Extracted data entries
========================

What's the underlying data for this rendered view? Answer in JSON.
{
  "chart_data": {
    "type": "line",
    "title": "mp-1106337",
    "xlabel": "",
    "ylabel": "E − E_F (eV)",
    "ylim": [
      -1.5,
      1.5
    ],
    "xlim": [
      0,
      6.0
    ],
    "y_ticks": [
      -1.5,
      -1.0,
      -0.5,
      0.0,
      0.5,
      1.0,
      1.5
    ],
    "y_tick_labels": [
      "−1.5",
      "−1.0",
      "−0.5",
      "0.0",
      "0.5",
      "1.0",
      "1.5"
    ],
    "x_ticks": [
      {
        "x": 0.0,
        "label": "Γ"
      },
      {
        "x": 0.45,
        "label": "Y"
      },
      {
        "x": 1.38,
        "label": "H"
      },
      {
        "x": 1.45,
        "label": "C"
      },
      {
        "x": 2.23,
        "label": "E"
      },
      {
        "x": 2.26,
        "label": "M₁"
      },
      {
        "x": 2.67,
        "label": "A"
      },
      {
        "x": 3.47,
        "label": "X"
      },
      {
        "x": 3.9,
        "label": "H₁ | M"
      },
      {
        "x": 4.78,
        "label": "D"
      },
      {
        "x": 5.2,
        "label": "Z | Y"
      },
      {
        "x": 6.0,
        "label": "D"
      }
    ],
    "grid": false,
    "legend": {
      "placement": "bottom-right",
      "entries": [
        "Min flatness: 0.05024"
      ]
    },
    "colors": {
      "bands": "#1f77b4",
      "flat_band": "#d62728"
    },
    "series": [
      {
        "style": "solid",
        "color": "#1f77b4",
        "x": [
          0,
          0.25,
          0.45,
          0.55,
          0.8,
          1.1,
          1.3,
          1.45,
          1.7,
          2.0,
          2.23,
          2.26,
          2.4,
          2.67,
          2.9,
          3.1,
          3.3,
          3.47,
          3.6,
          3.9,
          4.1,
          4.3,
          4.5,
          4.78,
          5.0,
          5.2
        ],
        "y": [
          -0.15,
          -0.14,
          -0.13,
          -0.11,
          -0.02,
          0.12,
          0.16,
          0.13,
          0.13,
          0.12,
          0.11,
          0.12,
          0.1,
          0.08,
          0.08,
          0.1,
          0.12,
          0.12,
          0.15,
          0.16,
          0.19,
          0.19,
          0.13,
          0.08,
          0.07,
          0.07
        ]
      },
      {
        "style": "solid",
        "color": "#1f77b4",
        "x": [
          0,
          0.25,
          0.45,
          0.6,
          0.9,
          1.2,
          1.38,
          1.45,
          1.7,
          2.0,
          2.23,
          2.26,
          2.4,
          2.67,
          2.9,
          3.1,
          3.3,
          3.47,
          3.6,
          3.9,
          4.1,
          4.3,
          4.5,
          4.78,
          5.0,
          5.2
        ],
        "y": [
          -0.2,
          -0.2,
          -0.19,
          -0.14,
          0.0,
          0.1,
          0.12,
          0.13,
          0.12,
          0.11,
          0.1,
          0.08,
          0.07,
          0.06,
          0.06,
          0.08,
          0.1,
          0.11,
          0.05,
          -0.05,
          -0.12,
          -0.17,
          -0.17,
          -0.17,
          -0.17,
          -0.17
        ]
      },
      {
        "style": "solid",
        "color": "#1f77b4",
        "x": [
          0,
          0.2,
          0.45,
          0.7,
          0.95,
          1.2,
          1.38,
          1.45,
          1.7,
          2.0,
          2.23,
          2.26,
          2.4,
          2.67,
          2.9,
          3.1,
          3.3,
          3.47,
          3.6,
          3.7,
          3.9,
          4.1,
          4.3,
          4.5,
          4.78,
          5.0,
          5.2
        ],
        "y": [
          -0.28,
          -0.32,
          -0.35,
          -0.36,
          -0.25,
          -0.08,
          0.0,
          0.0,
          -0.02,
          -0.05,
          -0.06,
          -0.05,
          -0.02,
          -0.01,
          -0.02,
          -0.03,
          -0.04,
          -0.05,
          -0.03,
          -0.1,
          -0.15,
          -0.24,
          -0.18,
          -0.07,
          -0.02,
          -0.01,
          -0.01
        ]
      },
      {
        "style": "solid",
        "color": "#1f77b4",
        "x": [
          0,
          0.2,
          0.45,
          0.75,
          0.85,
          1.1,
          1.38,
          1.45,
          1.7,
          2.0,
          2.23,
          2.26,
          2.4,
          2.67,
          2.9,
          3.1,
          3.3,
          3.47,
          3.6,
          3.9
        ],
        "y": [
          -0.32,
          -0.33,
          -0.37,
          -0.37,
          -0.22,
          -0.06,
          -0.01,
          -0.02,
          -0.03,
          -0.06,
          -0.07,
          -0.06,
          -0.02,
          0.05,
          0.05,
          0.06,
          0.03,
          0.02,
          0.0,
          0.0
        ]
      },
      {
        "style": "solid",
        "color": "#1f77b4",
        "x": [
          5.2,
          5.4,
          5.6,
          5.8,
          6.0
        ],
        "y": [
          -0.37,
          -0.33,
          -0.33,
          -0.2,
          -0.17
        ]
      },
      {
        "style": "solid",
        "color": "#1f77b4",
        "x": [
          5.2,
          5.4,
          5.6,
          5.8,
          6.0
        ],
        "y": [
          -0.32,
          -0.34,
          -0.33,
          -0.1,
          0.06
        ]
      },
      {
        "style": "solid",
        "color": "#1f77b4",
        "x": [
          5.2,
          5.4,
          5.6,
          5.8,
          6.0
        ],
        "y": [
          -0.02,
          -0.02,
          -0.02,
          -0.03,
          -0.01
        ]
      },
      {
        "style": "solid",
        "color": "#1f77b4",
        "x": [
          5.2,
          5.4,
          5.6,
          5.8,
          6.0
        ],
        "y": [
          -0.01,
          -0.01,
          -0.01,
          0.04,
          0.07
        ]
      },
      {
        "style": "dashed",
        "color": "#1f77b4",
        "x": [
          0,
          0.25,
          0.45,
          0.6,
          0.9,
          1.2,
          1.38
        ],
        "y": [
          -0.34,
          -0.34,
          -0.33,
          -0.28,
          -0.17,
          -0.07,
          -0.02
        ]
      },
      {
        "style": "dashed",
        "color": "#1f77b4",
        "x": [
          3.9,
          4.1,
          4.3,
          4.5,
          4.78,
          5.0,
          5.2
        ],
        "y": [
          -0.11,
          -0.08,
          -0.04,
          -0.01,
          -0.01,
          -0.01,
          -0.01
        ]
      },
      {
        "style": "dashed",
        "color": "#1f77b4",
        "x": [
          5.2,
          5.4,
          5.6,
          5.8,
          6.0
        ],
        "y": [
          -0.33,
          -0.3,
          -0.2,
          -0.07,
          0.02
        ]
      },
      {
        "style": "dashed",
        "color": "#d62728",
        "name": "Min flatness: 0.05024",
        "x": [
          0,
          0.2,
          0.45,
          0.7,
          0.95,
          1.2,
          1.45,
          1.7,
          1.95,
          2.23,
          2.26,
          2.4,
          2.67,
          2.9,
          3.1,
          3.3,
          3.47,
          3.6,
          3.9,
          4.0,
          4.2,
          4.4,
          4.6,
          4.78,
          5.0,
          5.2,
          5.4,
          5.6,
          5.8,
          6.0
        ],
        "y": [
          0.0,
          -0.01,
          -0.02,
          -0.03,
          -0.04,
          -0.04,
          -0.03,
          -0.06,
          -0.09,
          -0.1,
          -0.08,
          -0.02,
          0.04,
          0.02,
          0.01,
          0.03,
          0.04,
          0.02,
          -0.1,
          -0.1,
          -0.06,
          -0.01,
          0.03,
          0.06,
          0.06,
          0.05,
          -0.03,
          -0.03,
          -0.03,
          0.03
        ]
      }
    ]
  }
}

========================

Written instruction:
Locate each line with the word "flatness" and copy it.

Response to this exercise:
        "Min flatness: 0.05024"
        "name": "Min flatness: 0.05024",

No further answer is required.